**THE TASK:**
Below is the data. Give it again, complete and exact.

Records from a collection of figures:

— Begin —

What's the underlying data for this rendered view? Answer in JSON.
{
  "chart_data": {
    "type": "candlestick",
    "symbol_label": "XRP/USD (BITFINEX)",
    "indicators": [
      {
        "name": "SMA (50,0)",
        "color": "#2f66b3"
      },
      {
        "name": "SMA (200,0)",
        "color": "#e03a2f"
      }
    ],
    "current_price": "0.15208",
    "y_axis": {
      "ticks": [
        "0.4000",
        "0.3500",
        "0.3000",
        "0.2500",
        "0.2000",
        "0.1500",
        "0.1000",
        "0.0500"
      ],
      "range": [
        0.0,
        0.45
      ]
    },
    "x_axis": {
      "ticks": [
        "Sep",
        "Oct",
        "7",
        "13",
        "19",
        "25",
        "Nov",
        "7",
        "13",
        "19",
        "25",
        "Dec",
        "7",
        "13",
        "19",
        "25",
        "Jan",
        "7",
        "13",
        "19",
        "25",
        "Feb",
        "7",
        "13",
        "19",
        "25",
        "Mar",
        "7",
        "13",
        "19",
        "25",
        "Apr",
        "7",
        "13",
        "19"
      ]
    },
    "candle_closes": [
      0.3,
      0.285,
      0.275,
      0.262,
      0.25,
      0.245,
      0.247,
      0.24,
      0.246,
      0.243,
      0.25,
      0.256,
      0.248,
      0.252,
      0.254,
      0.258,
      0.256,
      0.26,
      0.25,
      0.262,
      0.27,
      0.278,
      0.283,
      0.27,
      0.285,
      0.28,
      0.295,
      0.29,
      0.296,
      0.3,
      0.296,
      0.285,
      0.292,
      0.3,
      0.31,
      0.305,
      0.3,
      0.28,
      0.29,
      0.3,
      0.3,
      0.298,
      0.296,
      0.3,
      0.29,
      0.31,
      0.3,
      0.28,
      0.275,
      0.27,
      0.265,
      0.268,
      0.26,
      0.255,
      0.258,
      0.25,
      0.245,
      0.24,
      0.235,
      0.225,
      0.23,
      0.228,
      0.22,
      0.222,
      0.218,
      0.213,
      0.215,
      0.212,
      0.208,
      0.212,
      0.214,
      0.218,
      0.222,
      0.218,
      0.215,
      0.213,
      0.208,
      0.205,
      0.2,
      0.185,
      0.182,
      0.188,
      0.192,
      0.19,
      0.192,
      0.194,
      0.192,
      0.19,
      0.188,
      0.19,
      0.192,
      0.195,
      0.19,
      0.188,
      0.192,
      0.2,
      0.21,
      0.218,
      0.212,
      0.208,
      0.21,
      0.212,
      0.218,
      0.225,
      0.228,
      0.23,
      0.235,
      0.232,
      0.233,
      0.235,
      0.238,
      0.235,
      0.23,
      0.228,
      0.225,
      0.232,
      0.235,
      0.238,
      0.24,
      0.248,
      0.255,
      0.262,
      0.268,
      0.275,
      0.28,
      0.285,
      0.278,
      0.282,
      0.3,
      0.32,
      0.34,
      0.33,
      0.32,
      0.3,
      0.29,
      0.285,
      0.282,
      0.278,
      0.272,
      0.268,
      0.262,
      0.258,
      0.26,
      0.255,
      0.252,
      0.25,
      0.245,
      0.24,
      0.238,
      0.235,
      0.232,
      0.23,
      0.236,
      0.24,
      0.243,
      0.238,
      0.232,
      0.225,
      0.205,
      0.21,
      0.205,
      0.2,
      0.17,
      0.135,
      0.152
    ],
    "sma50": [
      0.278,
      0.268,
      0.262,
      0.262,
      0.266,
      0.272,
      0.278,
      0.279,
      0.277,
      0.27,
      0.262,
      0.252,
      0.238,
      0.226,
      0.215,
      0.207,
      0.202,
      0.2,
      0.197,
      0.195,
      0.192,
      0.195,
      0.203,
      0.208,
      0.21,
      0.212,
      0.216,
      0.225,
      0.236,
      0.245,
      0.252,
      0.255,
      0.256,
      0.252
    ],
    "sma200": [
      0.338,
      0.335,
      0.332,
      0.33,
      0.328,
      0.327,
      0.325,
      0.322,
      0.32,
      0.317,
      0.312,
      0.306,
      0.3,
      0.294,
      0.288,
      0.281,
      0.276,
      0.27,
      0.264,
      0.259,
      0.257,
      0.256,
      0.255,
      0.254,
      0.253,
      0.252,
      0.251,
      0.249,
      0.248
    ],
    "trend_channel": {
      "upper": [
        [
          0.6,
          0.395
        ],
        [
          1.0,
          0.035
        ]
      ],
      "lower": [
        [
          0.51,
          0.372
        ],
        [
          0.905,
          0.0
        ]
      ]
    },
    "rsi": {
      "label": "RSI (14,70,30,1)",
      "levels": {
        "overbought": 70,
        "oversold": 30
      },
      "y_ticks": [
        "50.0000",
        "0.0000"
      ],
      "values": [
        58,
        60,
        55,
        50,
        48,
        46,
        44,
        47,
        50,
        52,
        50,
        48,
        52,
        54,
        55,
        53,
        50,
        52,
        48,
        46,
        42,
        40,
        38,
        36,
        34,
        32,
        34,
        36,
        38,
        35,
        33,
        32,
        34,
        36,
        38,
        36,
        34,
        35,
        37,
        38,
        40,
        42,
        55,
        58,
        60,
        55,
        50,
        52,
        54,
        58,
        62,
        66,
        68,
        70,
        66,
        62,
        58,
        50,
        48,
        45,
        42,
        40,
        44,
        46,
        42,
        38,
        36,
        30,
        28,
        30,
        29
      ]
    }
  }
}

— End —

**COMPLETE OUTPUT:**
What's the underlying data for this rendered view? Answer in JSON.
{
  "chart_data": {
    "type": "candlestick",
    "symbol_label": "XRP/USD (BITFINEX)",
    "indicators": [
      {
        "name": "SMA (50,0)",
        "color": "#2f66b3"
      },
      {
        "name": "SMA (200,0)",
        "color": "#e03a2f"
      }
    ],
    "current_price": "0.15208",
    "y_axis": {
      "ticks": [
        "0.4000",
        "0.3500",
        "0.3000",
        "0.2500",
        "0.2000",
        "0.1500",
        "0.1000",
        "0.0500"
      ],
      "range": [
        0.0,
        0.45
      ]
    },
    "x_axis": {
      "ticks": [
        "Sep",
        "Oct",
        "7",
        "13",
        "19",
        "25",
        "Nov",
        "7",
        "13",
        "19",
        "25",
        "Dec",
        "7",
        "13",
        "19",
        "25",
        "Jan",
        "7",
        "13",
        "19",
        "25",
        "Feb",
        "7",
        "13",
        "19",
        "25",
        "Mar",
        "7",
        "13",
        "19",
        "25",
        "Apr",
        "7",
        "13",
        "19"
      ]
    },
    "candle_closes": [
      0.3,
      0.285,
      0.275,
      0.262,
      0.25,
      0.245,
      0.247,
      0.24,
      0.246,
      0.243,
      0.25,
      0.256,
      0.248,
      0.252,
      0.254,
      0.258,
      0.256,
      0.26,
      0.25,
      0.262,
      0.27,
      0.278,
      0.283,
      0.27,
      0.285,
      0.28,
      0.295,
      0.29,
      0.296,
      0.3,
      0.296,
      0.285,
      0.292,
      0.3,
      0.31,
      0.305,
      0.3,
      0.28,
      0.29,
      0.3,
      0.3,
      0.298,
      0.296,
      0.3,
      0.29,
      0.31,
      0.3,
      0.28,
      0.275,
      0.27,
      0.265,
      0.268,
      0.26,
      0.255,
      0.258,
      0.25,
      0.245,
      0.24,
      0.235,
      0.225,
      0.23,
      0.228,
      0.22,
      0.222,
      0.218,
      0.213,
      0.215,
      0.212,
      0.208,
      0.212,
      0.214,
      0.218,
      0.222,
      0.218,
      0.215,
      0.213,
      0.208,
      0.205,
      0.2,
      0.185,
      0.182,
      0.188,
      0.192,
      0.19,
      0.192,
      0.194,
      0.192,
      0.19,
      0.188,
      0.19,
      0.192,
      0.195,
      0.19,
      0.188,
      0.192,
      0.2,
      0.21,
      0.218,
      0.212,
      0.208,
      0.21,
      0.212,
      0.218,
      0.225,
      0.228,
      0.23,
      0.235,
      0.232,
      0.233,
      0.235,
      0.238,
      0.235,
      0.23,
      0.228,
      0.225,
      0.232,
      0.235,
      0.238,
      0.24,
      0.248,
      0.255,
      0.262,
      0.268,
      0.275,
      0.28,
      0.285,
      0.278,
      0.282,
      0.3,
      0.32,
      0.34,
      0.33,
      0.32,
      0.3,
      0.29,
      0.285,
      0.282,
      0.278,
      0.272,
      0.268,
      0.262,
      0.258,
      0.26,
      0.255,
      0.252,
      0.25,
      0.245,
      0.24,
      0.238,
      0.235,
      0.232,
      0.23,
      0.236,
      0.24,
      0.243,
      0.238,
      0.232,
      0.225,
      0.205,
      0.21,
      0.205,
      0.2,
      0.17,
      0.135,
      0.152
    ],
    "sma50": [
      0.278,
      0.268,
      0.262,
      0.262,
      0.266,
      0.272,
      0.278,
      0.279,
      0.277,
      0.27,
      0.262,
      0.252,
      0.238,
      0.226,
      0.215,
      0.207,
      0.202,
      0.2,
      0.197,
      0.195,
      0.192,
      0.195,
      0.203,
      0.208,
      0.21,
      0.212,
      0.216,
      0.225,
      0.236,
      0.245,
      0.252,
      0.255,
      0.256,
      0.252
    ],
    "sma200": [
      0.338,
      0.335,
      0.332,
      0.33,
      0.328,
      0.327,
      0.325,
      0.322,
      0.32,
      0.317,
      0.312,
      0.306,
      0.3,
      0.294,
      0.288,
      0.281,
      0.276,
      0.27,
      0.264,
      0.259,
      0.257,
      0.256,
      0.255,
      0.254,
      0.253,
      0.252,
      0.251,
      0.249,
      0.248
    ],
    "trend_channel": {
      "upper": [
        [
          0.6,
          0.395
        ],
        [
          1.0,
          0.035
        ]
      ],
      "lower": [
        [
          0.51,
          0.372
        ],
        [
          0.905,
          0.0
        ]
      ]
    },
    "rsi": {
      "label": "RSI (14,70,30,1)",
      "levels": {
        "overbought": 70,
        "oversold": 30
      },
      "y_ticks": [
        "50.0000",
        "0.0000"
      ],
      "values": [
        58,
        60,
        55,
        50,
        48,
        46,
        44,
        47,
        50,
        52,
        50,
        48,
        52,
        54,
        55,
        53,
        50,
        52,
        48,
        46,
        42,
        40,
        38,
        36,
        34,
        32,
        34,
        36,
        38,
        35,
        33,
        32,
        34,
        36,
        38,
        36,
        34,
        35,
        37,
        38,
        40,
        42,
        55,
        58,
        60,
        55,
        50,
        52,
        54,
        58,
        62,
        66,
        68,
        70,
        66,
        62,
        58,
        50,
        48,
        45,
        42,
        40,
        44,
        46,
        42,
        38,
        36,
        30,
        28,
        30,
        29
      ]
    }
  }
}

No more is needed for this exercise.